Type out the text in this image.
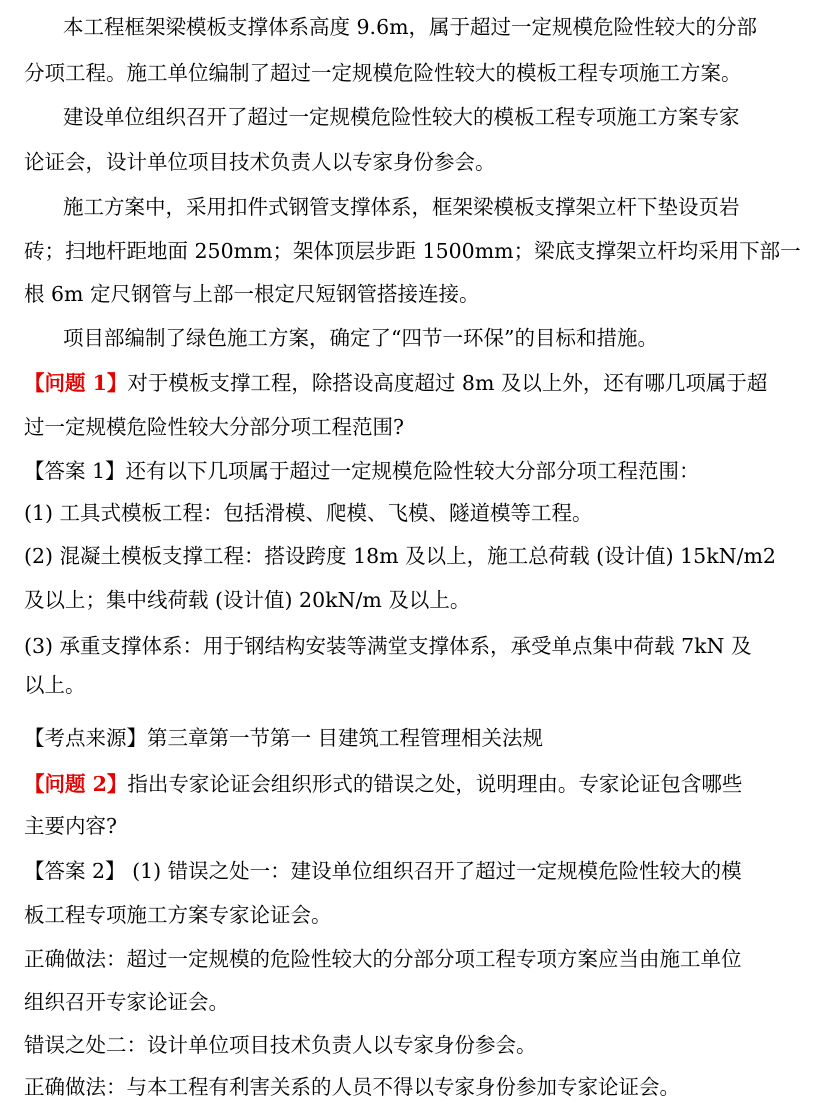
本工程框架梁模板支撑体系高度 9.6m，属于超过一定规模危险性较大的分部
分项工程。施工单位编制了超过一定规模危险性较大的模板工程专项施工方案。
建设单位组织召开了超过一定规模危险性较大的模板工程专项施工方案专家
论证会，设计单位项目技术负责人以专家身份参会。
施工方案中，采用扣件式钢管支撑体系，框架梁模板支撑架立杆下垫设页岩
砖；扫地杆距地面 250mm；架体顶层步距 1500mm；梁底支撑架立杆均采用下部一
根 6m 定尺钢管与上部一根定尺短钢管搭接连接。
项目部编制了绿色施工方案，确定了“四节一环保”的目标和措施。
【问题 1】对于模板支撑工程，除搭设高度超过 8m 及以上外，还有哪几项属于超
过一定规模危险性较大分部分项工程范围?
【答案 1】还有以下几项属于超过一定规模危险性较大分部分项工程范围：
(1) 工具式模板工程：包括滑模、爬模、飞模、隧道模等工程。
(2) 混凝土模板支撑工程：搭设跨度 18m 及以上，施工总荷载 (设计值) 15kN/m2
及以上；集中线荷载 (设计值) 20kN/m 及以上。
(3) 承重支撑体系：用于钢结构安装等满堂支撑体系，承受单点集中荷载 7kN 及
以上。
【考点来源】第三章第一节第一 目建筑工程管理相关法规
【问题 2】指出专家论证会组织形式的错误之处，说明理由。专家论证包含哪些
主要内容?
【答案 2】 (1) 错误之处一：建设单位组织召开了超过一定规模危险性较大的模
板工程专项施工方案专家论证会。
正确做法：超过一定规模的危险性较大的分部分项工程专项方案应当由施工单位
组织召开专家论证会。
错误之处二：设计单位项目技术负责人以专家身份参会。
正确做法：与本工程有利害关系的人员不得以专家身份参加专家论证会。
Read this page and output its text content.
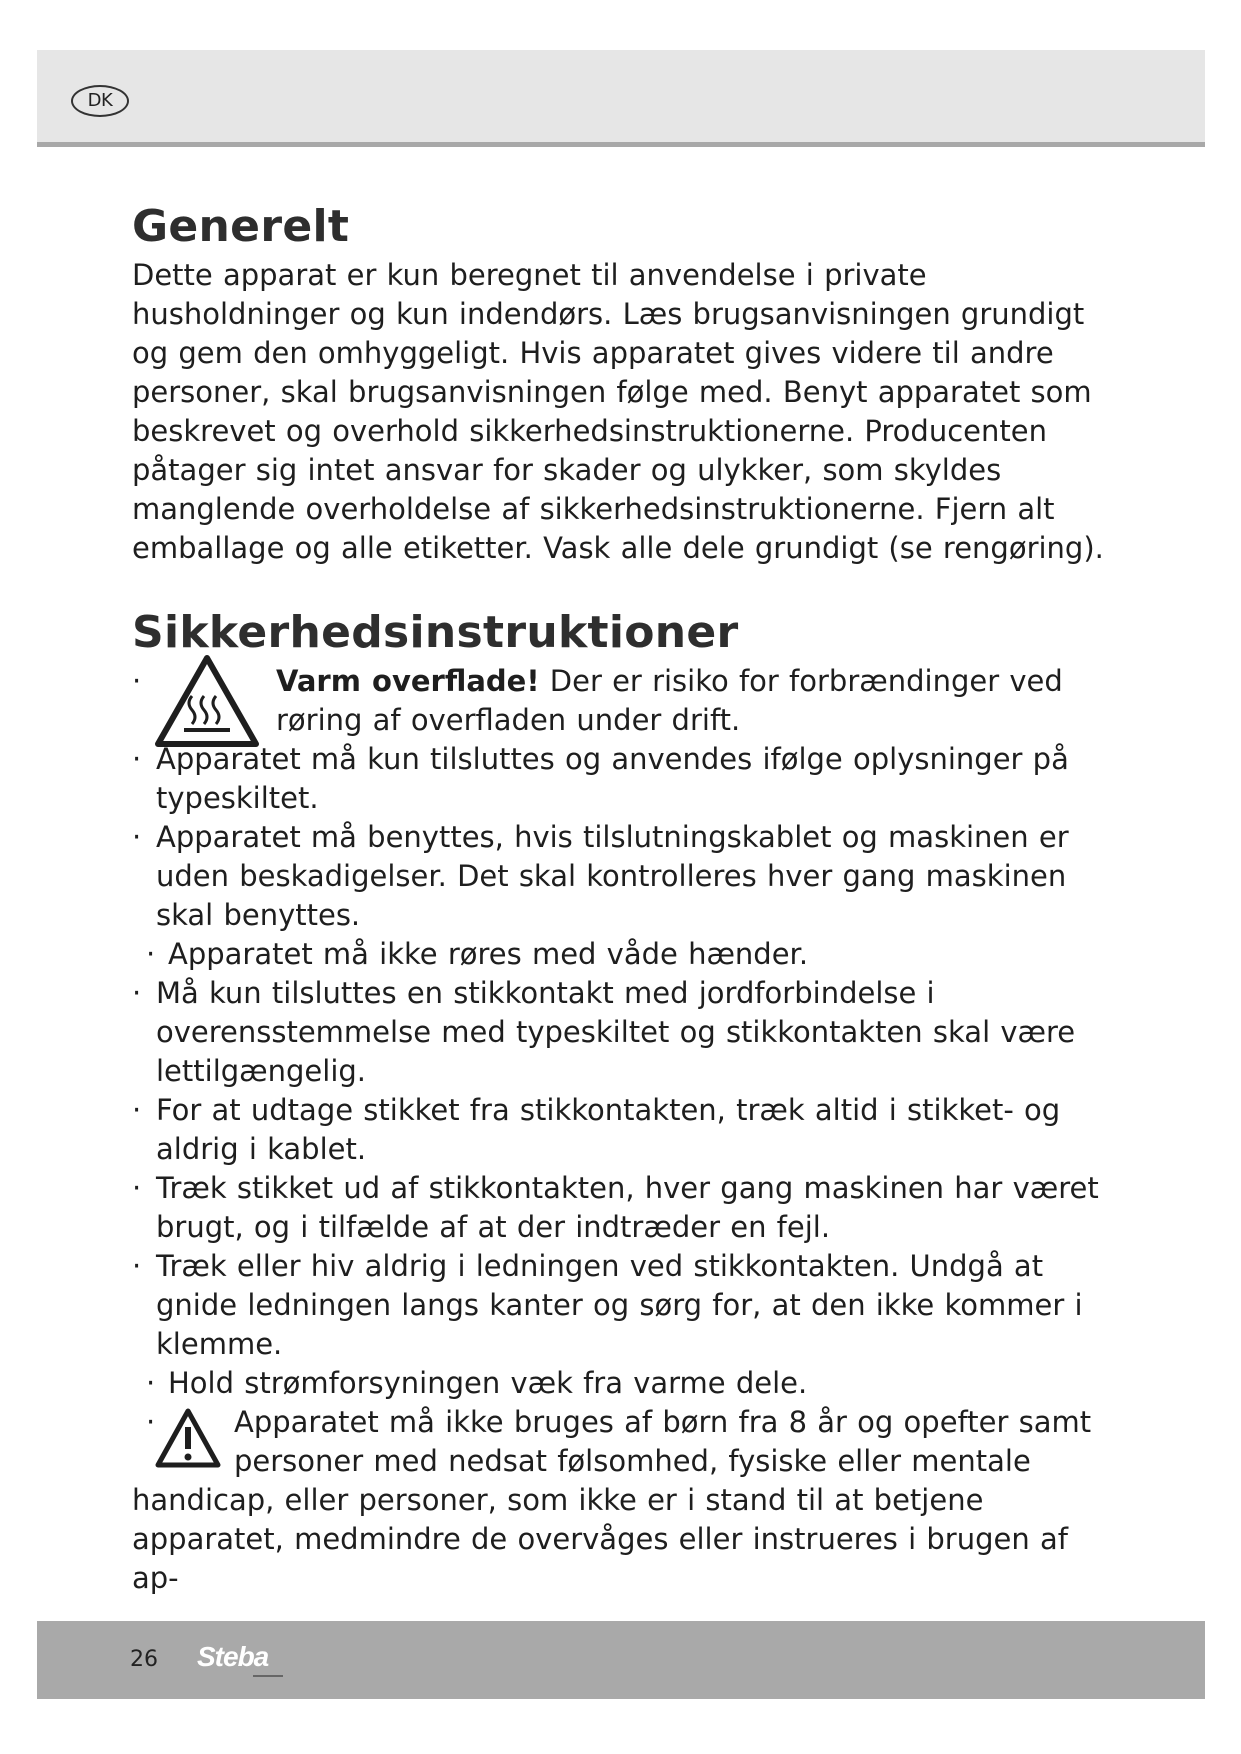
DK
Generelt

Dette apparat er kun beregnet til anvendelse i private husholdninger og kun indendørs. Læs brugsanvisningen grundigt og gem den omhyggeligt. Hvis apparatet gives videre til andre personer, skal brugsanvisningen følge med. Benyt apparatet som beskrevet og overhold sikkerhedsinstruktionerne. Producenten påtager sig intet ansvar for skader og ulykker, som skyldes manglende overholdelse af sikkerhedsinstruktionerne. Fjern alt emballage og alle etiketter. Vask alle dele grundigt (se rengøring).

Sikkerhedsinstruktioner
· Varm overflade! Der er risiko for forbrændinger ved røring af overfladen under drift.
· Apparatet må kun tilsluttes og anvendes ifølge oplysninger på typeskiltet.
· Apparatet må benyttes, hvis tilslutningskablet og maskinen er uden beskadigelser. Det skal kontrolleres hver gang maskinen skal benyttes.
· Apparatet må ikke røres med våde hænder.
· Må kun tilsluttes en stikkontakt med jordforbindelse i overensstemmelse med typeskiltet og stikkontakten skal være lettilgængelig.
· For at udtage stikket fra stikkontakten, træk altid i stikket- og aldrig i kablet.
· Træk stikket ud af stikkontakten, hver gang maskinen har været brugt, og i tilfælde af at der indtræder en fejl.
· Træk eller hiv aldrig i ledningen ved stikkontakten. Undgå at gnide ledningen langs kanter og sørg for, at den ikke kommer i klemme.
· Hold strømforsyningen væk fra varme dele.
· Apparatet må ikke bruges af børn fra 8 år og opefter samt personer med nedsat følsomhed, fysiske eller mentale handicap, eller personer, som ikke er i stand til at betjene apparatet, medmindre de overvåges eller instrueres i brugen af ap-
26 Steba
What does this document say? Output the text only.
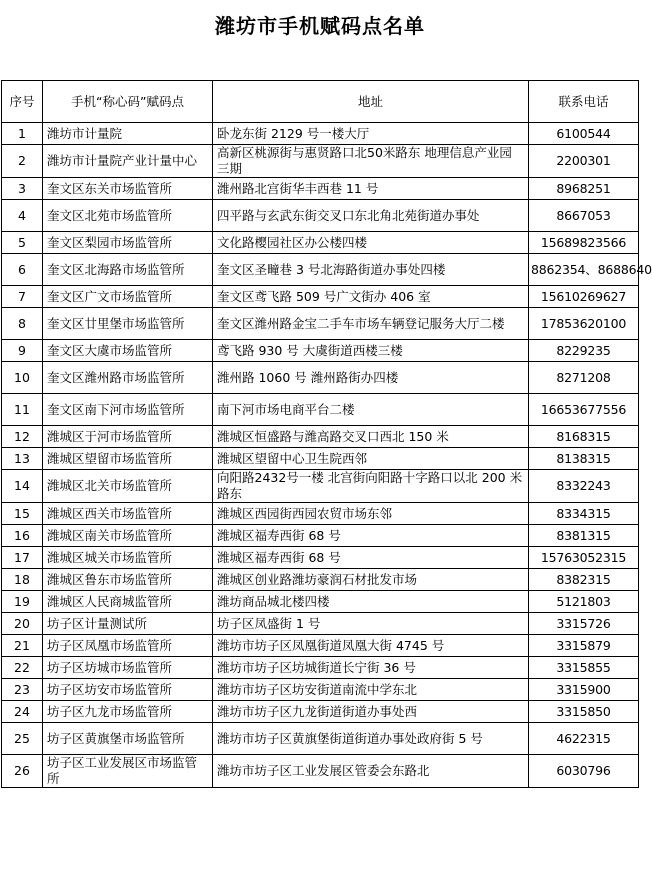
潍坊市手机赋码点名单
序号	手机“称心码”赋码点	地址	联系电话
1	潍坊市计量院	卧龙东街 2129 号一楼大厅	6100544
2	潍坊市计量院产业计量中心	高新区桃源街与惠贤路口北50米路东 地理信息产业园三期	2200301
3	奎文区东关市场监管所	潍州路北宫街华丰西巷 11 号	8968251
4	奎文区北苑市场监管所	四平路与玄武东街交叉口东北角北苑街道办事处	8667053
5	奎文区梨园市场监管所	文化路樱园社区办公楼四楼	15689823566
6	奎文区北海路市场监管所	奎文区圣疃巷 3 号北海路街道办事处四楼	8862354、8688640
7	奎文区广文市场监管所	奎文区鸢飞路 509 号广文街办 406 室	15610269627
8	奎文区廿里堡市场监管所	奎文区潍州路金宝二手车市场车辆登记服务大厅二楼	17853620100
9	奎文区大虞市场监管所	鸢飞路 930 号 大虞街道西楼三楼	8229235
10	奎文区潍州路市场监管所	潍州路 1060 号 潍州路街办四楼	8271208
11	奎文区南下河市场监管所	南下河市场电商平台二楼	16653677556
12	潍城区于河市场监管所	潍城区恒盛路与潍高路交叉口西北 150 米	8168315
13	潍城区望留市场监管所	潍城区望留中心卫生院西邻	8138315
14	潍城区北关市场监管所	向阳路2432号一楼 北宫街向阳路十字路口以北 200 米路东	8332243
15	潍城区西关市场监管所	潍城区西园街西园农贸市场东邻	8334315
16	潍城区南关市场监管所	潍城区福寿西街 68 号	8381315
17	潍城区城关市场监管所	潍城区福寿西街 68 号	15763052315
18	潍城区鲁东市场监管所	潍城区创业路潍坊豪润石材批发市场	8382315
19	潍城区人民商城监管所	潍坊商品城北楼四楼	5121803
20	坊子区计量测试所	坊子区凤盛街 1 号	3315726
21	坊子区凤凰市场监管所	潍坊市坊子区凤凰街道凤凰大街 4745 号	3315879
22	坊子区坊城市场监管所	潍坊市坊子区坊城街道长宁街 36 号	3315855
23	坊子区坊安市场监管所	潍坊市坊子区坊安街道南流中学东北	3315900
24	坊子区九龙市场监管所	潍坊市坊子区九龙街道街道办事处西	3315850
25	坊子区黄旗堡市场监管所	潍坊市坊子区黄旗堡街道街道办事处政府街 5 号	4622315
26	坊子区工业发展区市场监管所	潍坊市坊子区工业发展区管委会东路北	6030796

○ ○ ○ ○ ○ ○ ○

_Exercise prompt_
All records must be output exactly as they are, except for the pictures, which are left out.

_Answer for this exercise_
Type out the text in this image.
本工程框架梁模板支撑体系高度 9.6m，属于超过一定规模危险性较大的分部
分项工程。施工单位编制了超过一定规模危险性较大的模板工程专项施工方案。
建设单位组织召开了超过一定规模危险性较大的模板工程专项施工方案专家
论证会，设计单位项目技术负责人以专家身份参会。
施工方案中，采用扣件式钢管支撑体系，框架梁模板支撑架立杆下垫设页岩
砖；扫地杆距地面 250mm；架体顶层步距 1500mm；梁底支撑架立杆均采用下部一
根 6m 定尺钢管与上部一根定尺短钢管搭接连接。
项目部编制了绿色施工方案，确定了“四节一环保”的目标和措施。
【问题 1】对于模板支撑工程，除搭设高度超过 8m 及以上外，还有哪几项属于超
过一定规模危险性较大分部分项工程范围?
【答案 1】还有以下几项属于超过一定规模危险性较大分部分项工程范围：
(1) 工具式模板工程：包括滑模、爬模、飞模、隧道模等工程。
(2) 混凝土模板支撑工程：搭设跨度 18m 及以上，施工总荷载 (设计值) 15kN/m2
及以上；集中线荷载 (设计值) 20kN/m 及以上。
(3) 承重支撑体系：用于钢结构安装等满堂支撑体系，承受单点集中荷载 7kN 及
以上。
【考点来源】第三章第一节第一 目建筑工程管理相关法规
【问题 2】指出专家论证会组织形式的错误之处，说明理由。专家论证包含哪些
主要内容?
【答案 2】 (1) 错误之处一：建设单位组织召开了超过一定规模危险性较大的模
板工程专项施工方案专家论证会。
正确做法：超过一定规模的危险性较大的分部分项工程专项方案应当由施工单位
组织召开专家论证会。
错误之处二：设计单位项目技术负责人以专家身份参会。
正确做法：与本工程有利害关系的人员不得以专家身份参加专家论证会。
Read this page and output its text content.
DK
Generelt

Dette apparat er kun beregnet til anvendelse i private husholdninger og kun indendørs. Læs brugsanvisningen grundigt og gem den omhyggeligt. Hvis apparatet gives videre til andre personer, skal brugsanvisningen følge med. Benyt apparatet som beskrevet og overhold sikkerhedsinstruktionerne. Producenten påtager sig intet ansvar for skader og ulykker, som skyldes manglende overholdelse af sikkerhedsinstruktionerne. Fjern alt emballage og alle etiketter. Vask alle dele grundigt (se rengøring).

Sikkerhedsinstruktioner
· Varm overflade! Der er risiko for forbrændinger ved røring af overfladen under drift.
· Apparatet må kun tilsluttes og anvendes ifølge oplysninger på typeskiltet.
· Apparatet må benyttes, hvis tilslutningskablet og maskinen er uden beskadigelser. Det skal kontrolleres hver gang maskinen skal benyttes.
· Apparatet må ikke røres med våde hænder.
· Må kun tilsluttes en stikkontakt med jordforbindelse i overensstemmelse med typeskiltet og stikkontakten skal være lettilgængelig.
· For at udtage stikket fra stikkontakten, træk altid i stikket- og aldrig i kablet.
· Træk stikket ud af stikkontakten, hver gang maskinen har været brugt, og i tilfælde af at der indtræder en fejl.
· Træk eller hiv aldrig i ledningen ved stikkontakten. Undgå at gnide ledningen langs kanter og sørg for, at den ikke kommer i klemme.
· Hold strømforsyningen væk fra varme dele.
· Apparatet må ikke bruges af børn fra 8 år og opefter samt personer med nedsat følsomhed, fysiske eller mentale handicap, eller personer, som ikke er i stand til at betjene apparatet, medmindre de overvåges eller instrueres i brugen af ap-
26 Steba
What does this document say? Output the text only.
潍坊市手机赋码点名单
序号	手机“称心码”赋码点	地址	联系电话
1	潍坊市计量院	卧龙东街 2129 号一楼大厅	6100544
2	潍坊市计量院产业计量中心	高新区桃源街与惠贤路口北50米路东 地理信息产业园三期	2200301
3	奎文区东关市场监管所	潍州路北宫街华丰西巷 11 号	8968251
4	奎文区北苑市场监管所	四平路与玄武东街交叉口东北角北苑街道办事处	8667053
5	奎文区梨园市场监管所	文化路樱园社区办公楼四楼	15689823566
6	奎文区北海路市场监管所	奎文区圣疃巷 3 号北海路街道办事处四楼	8862354、8688640
7	奎文区广文市场监管所	奎文区鸢飞路 509 号广文街办 406 室	15610269627
8	奎文区廿里堡市场监管所	奎文区潍州路金宝二手车市场车辆登记服务大厅二楼	17853620100
9	奎文区大虞市场监管所	鸢飞路 930 号 大虞街道西楼三楼	8229235
10	奎文区潍州路市场监管所	潍州路 1060 号 潍州路街办四楼	8271208
11	奎文区南下河市场监管所	南下河市场电商平台二楼	16653677556
12	潍城区于河市场监管所	潍城区恒盛路与潍高路交叉口西北 150 米	8168315
13	潍城区望留市场监管所	潍城区望留中心卫生院西邻	8138315
14	潍城区北关市场监管所	向阳路2432号一楼 北宫街向阳路十字路口以北 200 米路东	8332243
15	潍城区西关市场监管所	潍城区西园街西园农贸市场东邻	8334315
16	潍城区南关市场监管所	潍城区福寿西街 68 号	8381315
17	潍城区城关市场监管所	潍城区福寿西街 68 号	15763052315
18	潍城区鲁东市场监管所	潍城区创业路潍坊豪润石材批发市场	8382315
19	潍城区人民商城监管所	潍坊商品城北楼四楼	5121803
20	坊子区计量测试所	坊子区凤盛街 1 号	3315726
21	坊子区凤凰市场监管所	潍坊市坊子区凤凰街道凤凰大街 4745 号	3315879
22	坊子区坊城市场监管所	潍坊市坊子区坊城街道长宁街 36 号	3315855
23	坊子区坊安市场监管所	潍坊市坊子区坊安街道南流中学东北	3315900
24	坊子区九龙市场监管所	潍坊市坊子区九龙街道街道办事处西	3315850
25	坊子区黄旗堡市场监管所	潍坊市坊子区黄旗堡街道街道办事处政府街 5 号	4622315
26	坊子区工业发展区市场监管所	潍坊市坊子区工业发展区管委会东路北	6030796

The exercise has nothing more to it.